Reproduce each of the lines below verbatim, without altering a single character.

***** Data in this exercise *****

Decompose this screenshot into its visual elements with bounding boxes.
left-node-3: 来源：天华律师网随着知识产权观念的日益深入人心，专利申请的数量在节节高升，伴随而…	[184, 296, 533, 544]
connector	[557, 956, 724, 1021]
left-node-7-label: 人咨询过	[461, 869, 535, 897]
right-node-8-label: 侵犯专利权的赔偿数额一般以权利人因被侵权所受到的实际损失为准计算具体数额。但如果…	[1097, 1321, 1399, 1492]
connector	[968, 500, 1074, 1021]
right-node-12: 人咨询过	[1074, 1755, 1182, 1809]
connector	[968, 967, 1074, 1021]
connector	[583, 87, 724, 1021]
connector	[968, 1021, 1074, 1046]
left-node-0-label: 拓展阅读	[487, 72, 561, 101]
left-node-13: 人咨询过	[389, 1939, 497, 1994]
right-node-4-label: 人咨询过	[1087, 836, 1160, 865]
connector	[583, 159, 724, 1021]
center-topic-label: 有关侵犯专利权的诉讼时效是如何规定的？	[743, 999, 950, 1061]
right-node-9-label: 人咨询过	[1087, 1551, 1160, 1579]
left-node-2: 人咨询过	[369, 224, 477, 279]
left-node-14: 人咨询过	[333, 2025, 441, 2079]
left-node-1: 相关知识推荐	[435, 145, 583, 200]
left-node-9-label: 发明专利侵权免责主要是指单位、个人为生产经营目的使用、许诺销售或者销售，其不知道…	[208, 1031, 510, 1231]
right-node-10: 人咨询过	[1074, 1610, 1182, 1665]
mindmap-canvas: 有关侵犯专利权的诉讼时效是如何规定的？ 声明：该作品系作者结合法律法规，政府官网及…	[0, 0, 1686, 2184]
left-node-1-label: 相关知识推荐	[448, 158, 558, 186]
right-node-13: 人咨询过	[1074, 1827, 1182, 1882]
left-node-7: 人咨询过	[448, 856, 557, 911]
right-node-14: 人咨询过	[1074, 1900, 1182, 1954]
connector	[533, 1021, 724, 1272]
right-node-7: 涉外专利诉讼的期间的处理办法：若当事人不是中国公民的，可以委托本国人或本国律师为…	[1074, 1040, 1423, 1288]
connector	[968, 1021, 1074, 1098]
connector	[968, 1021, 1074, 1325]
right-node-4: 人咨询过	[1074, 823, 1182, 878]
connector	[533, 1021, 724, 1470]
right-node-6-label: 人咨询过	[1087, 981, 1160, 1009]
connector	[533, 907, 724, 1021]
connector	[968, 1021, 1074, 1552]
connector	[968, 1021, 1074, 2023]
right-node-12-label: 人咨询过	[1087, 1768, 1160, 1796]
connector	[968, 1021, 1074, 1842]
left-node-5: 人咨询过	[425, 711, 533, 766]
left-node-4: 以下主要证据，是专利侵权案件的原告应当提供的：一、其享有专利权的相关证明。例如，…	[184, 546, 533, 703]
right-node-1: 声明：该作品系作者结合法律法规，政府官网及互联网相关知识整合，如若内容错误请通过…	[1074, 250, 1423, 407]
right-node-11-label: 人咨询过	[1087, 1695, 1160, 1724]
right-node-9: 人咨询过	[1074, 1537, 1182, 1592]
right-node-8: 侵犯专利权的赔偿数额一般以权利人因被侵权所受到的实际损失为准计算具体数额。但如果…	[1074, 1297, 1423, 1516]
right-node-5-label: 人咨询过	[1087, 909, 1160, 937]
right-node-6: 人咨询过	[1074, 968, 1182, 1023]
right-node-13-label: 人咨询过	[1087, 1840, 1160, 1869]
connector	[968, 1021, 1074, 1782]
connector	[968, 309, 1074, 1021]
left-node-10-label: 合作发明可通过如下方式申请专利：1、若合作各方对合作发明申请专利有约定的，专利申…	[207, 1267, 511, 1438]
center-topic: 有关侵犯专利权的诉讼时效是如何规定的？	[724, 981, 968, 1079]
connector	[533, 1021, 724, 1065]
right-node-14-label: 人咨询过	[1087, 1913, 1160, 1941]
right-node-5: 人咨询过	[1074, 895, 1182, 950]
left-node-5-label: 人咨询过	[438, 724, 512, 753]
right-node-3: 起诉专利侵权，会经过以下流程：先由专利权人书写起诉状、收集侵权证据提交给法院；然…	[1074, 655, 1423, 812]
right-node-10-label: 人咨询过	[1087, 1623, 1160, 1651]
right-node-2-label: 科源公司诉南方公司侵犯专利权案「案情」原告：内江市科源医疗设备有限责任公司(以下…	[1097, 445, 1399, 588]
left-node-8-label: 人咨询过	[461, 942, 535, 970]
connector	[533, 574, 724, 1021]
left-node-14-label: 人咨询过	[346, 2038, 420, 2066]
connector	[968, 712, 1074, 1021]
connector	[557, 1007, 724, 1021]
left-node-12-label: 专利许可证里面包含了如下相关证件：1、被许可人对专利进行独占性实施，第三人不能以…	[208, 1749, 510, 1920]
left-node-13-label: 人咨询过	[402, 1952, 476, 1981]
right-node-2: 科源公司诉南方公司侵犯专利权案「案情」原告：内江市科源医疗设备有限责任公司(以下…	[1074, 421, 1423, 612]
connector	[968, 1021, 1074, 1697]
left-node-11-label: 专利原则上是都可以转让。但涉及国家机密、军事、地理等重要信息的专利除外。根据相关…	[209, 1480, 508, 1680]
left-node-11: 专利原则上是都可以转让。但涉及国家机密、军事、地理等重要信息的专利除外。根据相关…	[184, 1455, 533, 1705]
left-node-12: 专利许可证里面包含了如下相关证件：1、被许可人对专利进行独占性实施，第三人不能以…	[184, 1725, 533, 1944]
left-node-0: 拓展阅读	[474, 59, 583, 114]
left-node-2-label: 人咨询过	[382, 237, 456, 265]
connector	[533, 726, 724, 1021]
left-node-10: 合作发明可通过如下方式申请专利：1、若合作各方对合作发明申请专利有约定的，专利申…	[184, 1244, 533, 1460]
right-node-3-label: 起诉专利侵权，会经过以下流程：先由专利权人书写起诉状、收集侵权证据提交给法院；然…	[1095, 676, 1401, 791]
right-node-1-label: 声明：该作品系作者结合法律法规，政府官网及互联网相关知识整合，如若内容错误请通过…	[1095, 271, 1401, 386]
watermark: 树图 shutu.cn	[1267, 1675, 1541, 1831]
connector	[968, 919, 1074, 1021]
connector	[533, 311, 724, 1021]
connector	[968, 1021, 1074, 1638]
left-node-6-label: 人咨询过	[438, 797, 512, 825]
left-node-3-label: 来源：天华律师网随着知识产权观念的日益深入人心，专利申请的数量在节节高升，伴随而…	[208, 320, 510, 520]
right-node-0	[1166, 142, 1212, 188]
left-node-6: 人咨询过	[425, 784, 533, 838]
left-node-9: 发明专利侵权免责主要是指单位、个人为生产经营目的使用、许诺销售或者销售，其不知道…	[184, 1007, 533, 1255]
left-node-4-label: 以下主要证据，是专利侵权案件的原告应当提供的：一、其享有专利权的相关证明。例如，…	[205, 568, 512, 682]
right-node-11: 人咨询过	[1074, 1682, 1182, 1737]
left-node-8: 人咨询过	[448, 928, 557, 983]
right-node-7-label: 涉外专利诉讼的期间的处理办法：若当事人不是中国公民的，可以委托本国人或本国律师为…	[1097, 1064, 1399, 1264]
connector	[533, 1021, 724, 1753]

*****

Full solution>
Decompose this screenshot into its visual elements with bounding boxes.
left-node-3: 来源：天华律师网随着知识产权观念的日益深入人心，专利申请的数量在节节高升，伴随而…	[184, 296, 533, 544]
connector	[557, 956, 724, 1021]
left-node-7-label: 人咨询过	[461, 869, 535, 897]
right-node-8-label: 侵犯专利权的赔偿数额一般以权利人因被侵权所受到的实际损失为准计算具体数额。但如果…	[1097, 1321, 1399, 1492]
connector	[968, 500, 1074, 1021]
right-node-12: 人咨询过	[1074, 1755, 1182, 1809]
connector	[968, 967, 1074, 1021]
connector	[583, 87, 724, 1021]
connector	[968, 1021, 1074, 1046]
left-node-0-label: 拓展阅读	[487, 72, 561, 101]
left-node-13: 人咨询过	[389, 1939, 497, 1994]
right-node-4-label: 人咨询过	[1087, 836, 1160, 865]
connector	[583, 159, 724, 1021]
center-topic-label: 有关侵犯专利权的诉讼时效是如何规定的？	[743, 999, 950, 1061]
right-node-9-label: 人咨询过	[1087, 1551, 1160, 1579]
left-node-2: 人咨询过	[369, 224, 477, 279]
left-node-14: 人咨询过	[333, 2025, 441, 2079]
left-node-1: 相关知识推荐	[435, 145, 583, 200]
left-node-9-label: 发明专利侵权免责主要是指单位、个人为生产经营目的使用、许诺销售或者销售，其不知道…	[208, 1031, 510, 1231]
right-node-10: 人咨询过	[1074, 1610, 1182, 1665]
mindmap-canvas: 有关侵犯专利权的诉讼时效是如何规定的？ 声明：该作品系作者结合法律法规，政府官网及…	[0, 0, 1686, 2184]
left-node-1-label: 相关知识推荐	[448, 158, 558, 186]
right-node-13: 人咨询过	[1074, 1827, 1182, 1882]
left-node-7: 人咨询过	[448, 856, 557, 911]
right-node-14: 人咨询过	[1074, 1900, 1182, 1954]
connector	[533, 1021, 724, 1272]
right-node-7: 涉外专利诉讼的期间的处理办法：若当事人不是中国公民的，可以委托本国人或本国律师为…	[1074, 1040, 1423, 1288]
connector	[968, 1021, 1074, 1098]
connector	[968, 1021, 1074, 1325]
right-node-4: 人咨询过	[1074, 823, 1182, 878]
connector	[533, 1021, 724, 1470]
right-node-6-label: 人咨询过	[1087, 981, 1160, 1009]
connector	[533, 907, 724, 1021]
connector	[968, 1021, 1074, 1552]
connector	[968, 1021, 1074, 2023]
right-node-12-label: 人咨询过	[1087, 1768, 1160, 1796]
connector	[968, 1021, 1074, 1842]
left-node-5: 人咨询过	[425, 711, 533, 766]
left-node-4: 以下主要证据，是专利侵权案件的原告应当提供的：一、其享有专利权的相关证明。例如，…	[184, 546, 533, 703]
right-node-1: 声明：该作品系作者结合法律法规，政府官网及互联网相关知识整合，如若内容错误请通过…	[1074, 250, 1423, 407]
right-node-11-label: 人咨询过	[1087, 1695, 1160, 1724]
right-node-9: 人咨询过	[1074, 1537, 1182, 1592]
right-node-8: 侵犯专利权的赔偿数额一般以权利人因被侵权所受到的实际损失为准计算具体数额。但如果…	[1074, 1297, 1423, 1516]
right-node-5-label: 人咨询过	[1087, 909, 1160, 937]
right-node-6: 人咨询过	[1074, 968, 1182, 1023]
right-node-13-label: 人咨询过	[1087, 1840, 1160, 1869]
connector	[968, 1021, 1074, 1782]
connector	[968, 309, 1074, 1021]
left-node-10-label: 合作发明可通过如下方式申请专利：1、若合作各方对合作发明申请专利有约定的，专利申…	[207, 1267, 511, 1438]
center-topic: 有关侵犯专利权的诉讼时效是如何规定的？	[724, 981, 968, 1079]
connector	[533, 1021, 724, 1065]
right-node-14-label: 人咨询过	[1087, 1913, 1160, 1941]
right-node-5: 人咨询过	[1074, 895, 1182, 950]
left-node-5-label: 人咨询过	[438, 724, 512, 753]
right-node-3: 起诉专利侵权，会经过以下流程：先由专利权人书写起诉状、收集侵权证据提交给法院；然…	[1074, 655, 1423, 812]
right-node-10-label: 人咨询过	[1087, 1623, 1160, 1651]
right-node-2-label: 科源公司诉南方公司侵犯专利权案「案情」原告：内江市科源医疗设备有限责任公司(以下…	[1097, 445, 1399, 588]
left-node-8-label: 人咨询过	[461, 942, 535, 970]
connector	[533, 574, 724, 1021]
left-node-14-label: 人咨询过	[346, 2038, 420, 2066]
connector	[968, 712, 1074, 1021]
connector	[557, 1007, 724, 1021]
left-node-12-label: 专利许可证里面包含了如下相关证件：1、被许可人对专利进行独占性实施，第三人不能以…	[208, 1749, 510, 1920]
left-node-13-label: 人咨询过	[402, 1952, 476, 1981]
right-node-2: 科源公司诉南方公司侵犯专利权案「案情」原告：内江市科源医疗设备有限责任公司(以下…	[1074, 421, 1423, 612]
connector	[968, 1021, 1074, 1697]
left-node-11-label: 专利原则上是都可以转让。但涉及国家机密、军事、地理等重要信息的专利除外。根据相关…	[209, 1480, 508, 1680]
left-node-11: 专利原则上是都可以转让。但涉及国家机密、军事、地理等重要信息的专利除外。根据相关…	[184, 1455, 533, 1705]
left-node-12: 专利许可证里面包含了如下相关证件：1、被许可人对专利进行独占性实施，第三人不能以…	[184, 1725, 533, 1944]
left-node-0: 拓展阅读	[474, 59, 583, 114]
left-node-2-label: 人咨询过	[382, 237, 456, 265]
connector	[533, 726, 724, 1021]
left-node-10: 合作发明可通过如下方式申请专利：1、若合作各方对合作发明申请专利有约定的，专利申…	[184, 1244, 533, 1460]
right-node-3-label: 起诉专利侵权，会经过以下流程：先由专利权人书写起诉状、收集侵权证据提交给法院；然…	[1095, 676, 1401, 791]
right-node-1-label: 声明：该作品系作者结合法律法规，政府官网及互联网相关知识整合，如若内容错误请通过…	[1095, 271, 1401, 386]
watermark: 树图 shutu.cn	[1267, 1675, 1541, 1831]
connector	[968, 919, 1074, 1021]
connector	[533, 311, 724, 1021]
connector	[968, 1021, 1074, 1638]
left-node-6-label: 人咨询过	[438, 797, 512, 825]
left-node-3-label: 来源：天华律师网随着知识产权观念的日益深入人心，专利申请的数量在节节高升，伴随而…	[208, 320, 510, 520]
right-node-0	[1166, 142, 1212, 188]
left-node-6: 人咨询过	[425, 784, 533, 838]
left-node-9: 发明专利侵权免责主要是指单位、个人为生产经营目的使用、许诺销售或者销售，其不知道…	[184, 1007, 533, 1255]
left-node-4-label: 以下主要证据，是专利侵权案件的原告应当提供的：一、其享有专利权的相关证明。例如，…	[205, 568, 512, 682]
right-node-11: 人咨询过	[1074, 1682, 1182, 1737]
left-node-8: 人咨询过	[448, 928, 557, 983]
right-node-7-label: 涉外专利诉讼的期间的处理办法：若当事人不是中国公民的，可以委托本国人或本国律师为…	[1097, 1064, 1399, 1264]
connector	[533, 1021, 724, 1753]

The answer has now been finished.